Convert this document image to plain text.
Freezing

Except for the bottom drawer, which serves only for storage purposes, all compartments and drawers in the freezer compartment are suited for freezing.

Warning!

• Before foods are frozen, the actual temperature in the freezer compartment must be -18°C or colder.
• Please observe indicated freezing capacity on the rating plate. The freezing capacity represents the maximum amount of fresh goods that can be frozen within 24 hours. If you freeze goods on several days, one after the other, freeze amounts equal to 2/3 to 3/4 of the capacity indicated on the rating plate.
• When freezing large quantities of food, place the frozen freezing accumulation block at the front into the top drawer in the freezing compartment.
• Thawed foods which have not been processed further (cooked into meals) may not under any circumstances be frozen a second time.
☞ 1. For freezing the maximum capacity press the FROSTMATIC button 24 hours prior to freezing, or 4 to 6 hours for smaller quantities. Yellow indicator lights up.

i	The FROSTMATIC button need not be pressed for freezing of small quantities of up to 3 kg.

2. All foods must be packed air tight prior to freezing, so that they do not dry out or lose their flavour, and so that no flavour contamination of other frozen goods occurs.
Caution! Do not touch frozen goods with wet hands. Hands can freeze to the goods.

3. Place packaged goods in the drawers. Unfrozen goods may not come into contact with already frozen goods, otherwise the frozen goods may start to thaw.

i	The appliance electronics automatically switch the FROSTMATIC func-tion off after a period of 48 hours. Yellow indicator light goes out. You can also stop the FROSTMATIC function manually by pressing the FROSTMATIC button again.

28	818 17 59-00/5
-*-*-
**Work to be completed**
Nothing in the listing may be changed; retype it all exactly.

**Answer in full**
Convert this document image to plain text.
Freezing

Except for the bottom drawer, which serves only for storage purposes, all compartments and drawers in the freezer compartment are suited for freezing.

Warning!

• Before foods are frozen, the actual temperature in the freezer compartment must be -18°C or colder.
• Please observe indicated freezing capacity on the rating plate. The freezing capacity represents the maximum amount of fresh goods that can be frozen within 24 hours. If you freeze goods on several days, one after the other, freeze amounts equal to 2/3 to 3/4 of the capacity indicated on the rating plate.
• When freezing large quantities of food, place the frozen freezing accumulation block at the front into the top drawer in the freezing compartment.
• Thawed foods which have not been processed further (cooked into meals) may not under any circumstances be frozen a second time.
☞ 1. For freezing the maximum capacity press the FROSTMATIC button 24 hours prior to freezing, or 4 to 6 hours for smaller quantities. Yellow indicator lights up.

i	The FROSTMATIC button need not be pressed for freezing of small quantities of up to 3 kg.

2. All foods must be packed air tight prior to freezing, so that they do not dry out or lose their flavour, and so that no flavour contamination of other frozen goods occurs.
Caution! Do not touch frozen goods with wet hands. Hands can freeze to the goods.

3. Place packaged goods in the drawers. Unfrozen goods may not come into contact with already frozen goods, otherwise the frozen goods may start to thaw.

i	The appliance electronics automatically switch the FROSTMATIC func-tion off after a period of 48 hours. Yellow indicator light goes out. You can also stop the FROSTMATIC function manually by pressing the FROSTMATIC button again.

28	818 17 59-00/5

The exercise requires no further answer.